## START Given records

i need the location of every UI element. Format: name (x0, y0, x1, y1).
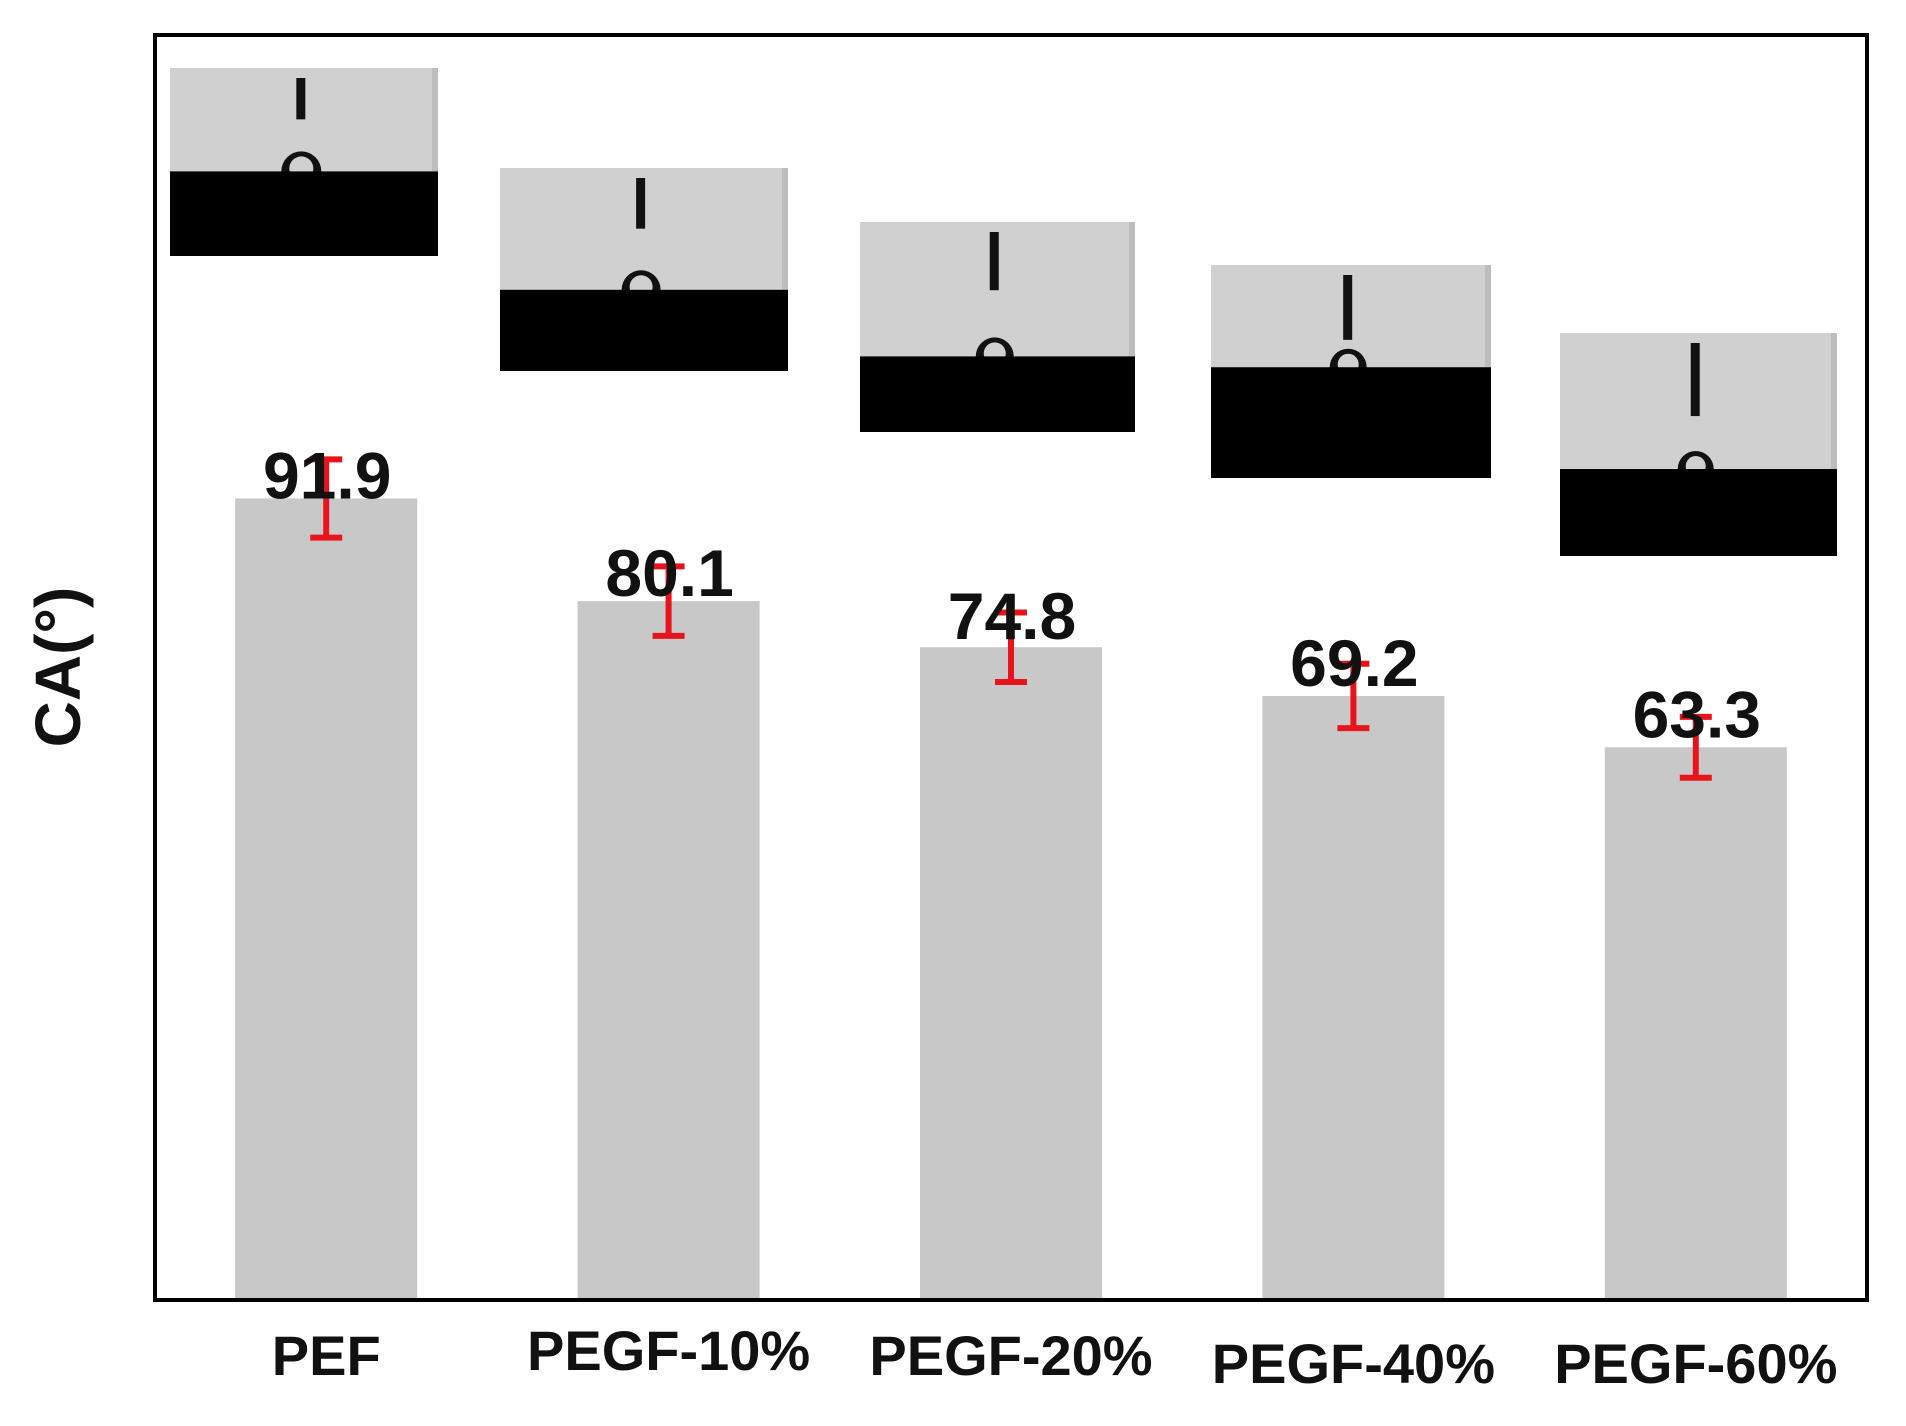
category-label-1: PEF (272, 1324, 381, 1387)
value-label-3: 74.8 (948, 579, 1076, 653)
bars-group (235, 498, 1787, 1299)
y-axis-label: CA(°) (22, 587, 94, 748)
category-label-3: PEGF-20% (869, 1324, 1152, 1387)
category-labels-group: PEF PEGF-10% PEGF-20% PEGF-40% PEGF-60% (272, 1319, 1838, 1395)
category-label-2: PEGF-10% (527, 1319, 810, 1382)
error-bar-3 (995, 609, 1027, 686)
droplet-inset-4 (1211, 265, 1491, 478)
droplet-inset-1 (170, 68, 438, 256)
error-bars-group (310, 456, 1712, 781)
bar-2 (577, 601, 760, 1298)
bar-1 (235, 498, 418, 1299)
droplet-inset-2 (500, 168, 788, 371)
value-label-4: 69.2 (1290, 626, 1418, 700)
plot-frame (153, 33, 1869, 1302)
category-label-5: PEGF-60% (1554, 1332, 1837, 1395)
error-bar-1 (310, 456, 343, 541)
droplet-inset-3 (860, 222, 1135, 432)
droplet-inset-5 (1560, 333, 1837, 556)
value-label-2: 80.1 (605, 536, 733, 610)
value-labels-group: 91.9 80.1 74.8 69.2 63.3 (263, 438, 1761, 751)
error-bar-5 (1679, 713, 1712, 781)
droplet-inset-images (170, 68, 1837, 556)
bar-4 (1262, 695, 1445, 1298)
category-label-4: PEGF-40% (1212, 1332, 1495, 1395)
value-label-5: 63.3 (1633, 677, 1761, 751)
error-bar-4 (1337, 660, 1370, 732)
error-bar-2 (652, 563, 685, 639)
bar-3 (920, 647, 1102, 1298)
value-label-1: 91.9 (263, 438, 391, 512)
bar-5 (1604, 747, 1787, 1298)
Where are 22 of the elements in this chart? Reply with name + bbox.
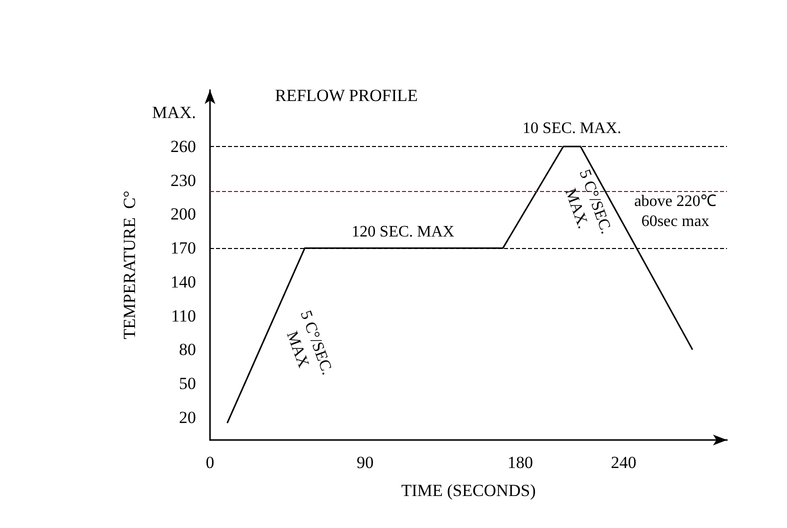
x-axis-title: TIME (SECONDS): [401, 481, 536, 500]
annotation: 5 C°/SEC. MAX.: [561, 167, 615, 236]
y-axis-title: TEMPERATURE C°: [120, 190, 139, 340]
chart-title: REFLOW PROFILE: [275, 86, 418, 105]
x-tick-label: 240: [610, 453, 636, 472]
y-tick-label: 50: [179, 374, 196, 394]
x-tick-label: 180: [507, 453, 533, 472]
x-tick-label: 90: [356, 453, 374, 472]
y-tick-label: 140: [170, 272, 196, 292]
y-tick-label: 170: [170, 238, 196, 258]
y-tick-label: 20: [179, 408, 196, 427]
annotation: 10 SEC. MAX.: [522, 120, 622, 137]
y-tick-label: 260: [170, 136, 196, 156]
y-tick-label: 110: [171, 306, 196, 326]
y-tick-label: 200: [170, 204, 196, 224]
x-tick-label: 0: [206, 453, 214, 472]
y-tick-label: 230: [170, 170, 196, 190]
y-tick-label: 80: [179, 340, 196, 360]
annotation: 5 C°/SEC. MAX: [283, 308, 336, 378]
annotation: 120 SEC. MAX: [352, 224, 455, 241]
y-tick-label: MAX.: [152, 103, 196, 122]
annotation: above 220℃ 60sec max: [634, 193, 716, 230]
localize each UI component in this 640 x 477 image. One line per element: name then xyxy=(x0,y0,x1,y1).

## END Given records

Copy the records from the line containing "x-axis-title: TIME (SECONDS): [401, 481, 536, 500]" through the line containing "y-tick-label: 110: [171, 306, 196, 326]", reproducing each line word for word.

[Reply to the task]
x-axis-title: TIME (SECONDS): [401, 481, 536, 500]
annotation: 5 C°/SEC. MAX.: [561, 167, 615, 236]
y-axis-title: TEMPERATURE C°: [120, 190, 139, 340]
chart-title: REFLOW PROFILE: [275, 86, 418, 105]
x-tick-label: 240: [610, 453, 636, 472]
y-tick-label: 50: [179, 374, 196, 394]
x-tick-label: 180: [507, 453, 533, 472]
x-tick-label: 90: [356, 453, 374, 472]
y-tick-label: 140: [170, 272, 196, 292]
y-tick-label: 170: [170, 238, 196, 258]
y-tick-label: 20: [179, 408, 196, 427]
annotation: 10 SEC. MAX.: [522, 120, 622, 137]
y-tick-label: 260: [170, 136, 196, 156]
y-tick-label: 110: [171, 306, 196, 326]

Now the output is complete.